-- begin --

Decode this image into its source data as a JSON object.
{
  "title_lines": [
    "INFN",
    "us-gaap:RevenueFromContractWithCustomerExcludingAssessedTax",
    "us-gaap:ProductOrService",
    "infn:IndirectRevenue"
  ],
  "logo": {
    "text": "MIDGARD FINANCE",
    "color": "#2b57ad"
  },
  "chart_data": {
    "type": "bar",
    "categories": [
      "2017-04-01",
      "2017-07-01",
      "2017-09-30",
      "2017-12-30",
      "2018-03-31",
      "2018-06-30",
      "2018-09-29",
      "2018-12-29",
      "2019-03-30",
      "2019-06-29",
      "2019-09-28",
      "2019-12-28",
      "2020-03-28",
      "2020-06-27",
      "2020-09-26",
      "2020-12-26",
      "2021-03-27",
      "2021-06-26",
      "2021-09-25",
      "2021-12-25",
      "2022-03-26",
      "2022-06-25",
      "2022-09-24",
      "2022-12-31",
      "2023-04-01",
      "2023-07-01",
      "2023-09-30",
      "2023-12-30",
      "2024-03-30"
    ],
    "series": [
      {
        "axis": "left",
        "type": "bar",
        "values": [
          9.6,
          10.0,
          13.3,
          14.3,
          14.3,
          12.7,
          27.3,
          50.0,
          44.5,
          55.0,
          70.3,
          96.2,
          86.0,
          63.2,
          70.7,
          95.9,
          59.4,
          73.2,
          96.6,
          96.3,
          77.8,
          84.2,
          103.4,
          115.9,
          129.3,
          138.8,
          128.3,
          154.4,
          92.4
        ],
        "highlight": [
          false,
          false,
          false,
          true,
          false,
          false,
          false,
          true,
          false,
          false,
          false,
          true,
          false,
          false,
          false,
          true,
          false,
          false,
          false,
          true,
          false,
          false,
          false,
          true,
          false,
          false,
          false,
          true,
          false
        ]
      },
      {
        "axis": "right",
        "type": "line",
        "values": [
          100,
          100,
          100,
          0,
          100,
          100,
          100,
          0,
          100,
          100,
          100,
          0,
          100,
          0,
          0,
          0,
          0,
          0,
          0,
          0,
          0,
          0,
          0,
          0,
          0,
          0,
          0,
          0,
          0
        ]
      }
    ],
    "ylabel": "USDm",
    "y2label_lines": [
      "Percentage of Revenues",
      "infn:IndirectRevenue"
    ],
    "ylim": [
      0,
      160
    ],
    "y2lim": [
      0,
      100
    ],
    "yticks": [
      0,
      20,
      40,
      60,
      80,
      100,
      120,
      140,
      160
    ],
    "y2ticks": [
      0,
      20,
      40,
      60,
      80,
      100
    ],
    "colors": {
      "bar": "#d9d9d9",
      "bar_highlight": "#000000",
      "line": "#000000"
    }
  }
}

-- end --

| WHAT YOU WILL DO |
Every entry must be output again, exactly as written above.

| EXERCISE SOLUTION |
Decode this image into its source data as a JSON object.
{
  "title_lines": [
    "INFN",
    "us-gaap:RevenueFromContractWithCustomerExcludingAssessedTax",
    "us-gaap:ProductOrService",
    "infn:IndirectRevenue"
  ],
  "logo": {
    "text": "MIDGARD FINANCE",
    "color": "#2b57ad"
  },
  "chart_data": {
    "type": "bar",
    "categories": [
      "2017-04-01",
      "2017-07-01",
      "2017-09-30",
      "2017-12-30",
      "2018-03-31",
      "2018-06-30",
      "2018-09-29",
      "2018-12-29",
      "2019-03-30",
      "2019-06-29",
      "2019-09-28",
      "2019-12-28",
      "2020-03-28",
      "2020-06-27",
      "2020-09-26",
      "2020-12-26",
      "2021-03-27",
      "2021-06-26",
      "2021-09-25",
      "2021-12-25",
      "2022-03-26",
      "2022-06-25",
      "2022-09-24",
      "2022-12-31",
      "2023-04-01",
      "2023-07-01",
      "2023-09-30",
      "2023-12-30",
      "2024-03-30"
    ],
    "series": [
      {
        "axis": "left",
        "type": "bar",
        "values": [
          9.6,
          10.0,
          13.3,
          14.3,
          14.3,
          12.7,
          27.3,
          50.0,
          44.5,
          55.0,
          70.3,
          96.2,
          86.0,
          63.2,
          70.7,
          95.9,
          59.4,
          73.2,
          96.6,
          96.3,
          77.8,
          84.2,
          103.4,
          115.9,
          129.3,
          138.8,
          128.3,
          154.4,
          92.4
        ],
        "highlight": [
          false,
          false,
          false,
          true,
          false,
          false,
          false,
          true,
          false,
          false,
          false,
          true,
          false,
          false,
          false,
          true,
          false,
          false,
          false,
          true,
          false,
          false,
          false,
          true,
          false,
          false,
          false,
          true,
          false
        ]
      },
      {
        "axis": "right",
        "type": "line",
        "values": [
          100,
          100,
          100,
          0,
          100,
          100,
          100,
          0,
          100,
          100,
          100,
          0,
          100,
          0,
          0,
          0,
          0,
          0,
          0,
          0,
          0,
          0,
          0,
          0,
          0,
          0,
          0,
          0,
          0
        ]
      }
    ],
    "ylabel": "USDm",
    "y2label_lines": [
      "Percentage of Revenues",
      "infn:IndirectRevenue"
    ],
    "ylim": [
      0,
      160
    ],
    "y2lim": [
      0,
      100
    ],
    "yticks": [
      0,
      20,
      40,
      60,
      80,
      100,
      120,
      140,
      160
    ],
    "y2ticks": [
      0,
      20,
      40,
      60,
      80,
      100
    ],
    "colors": {
      "bar": "#d9d9d9",
      "bar_highlight": "#000000",
      "line": "#000000"
    }
  }
}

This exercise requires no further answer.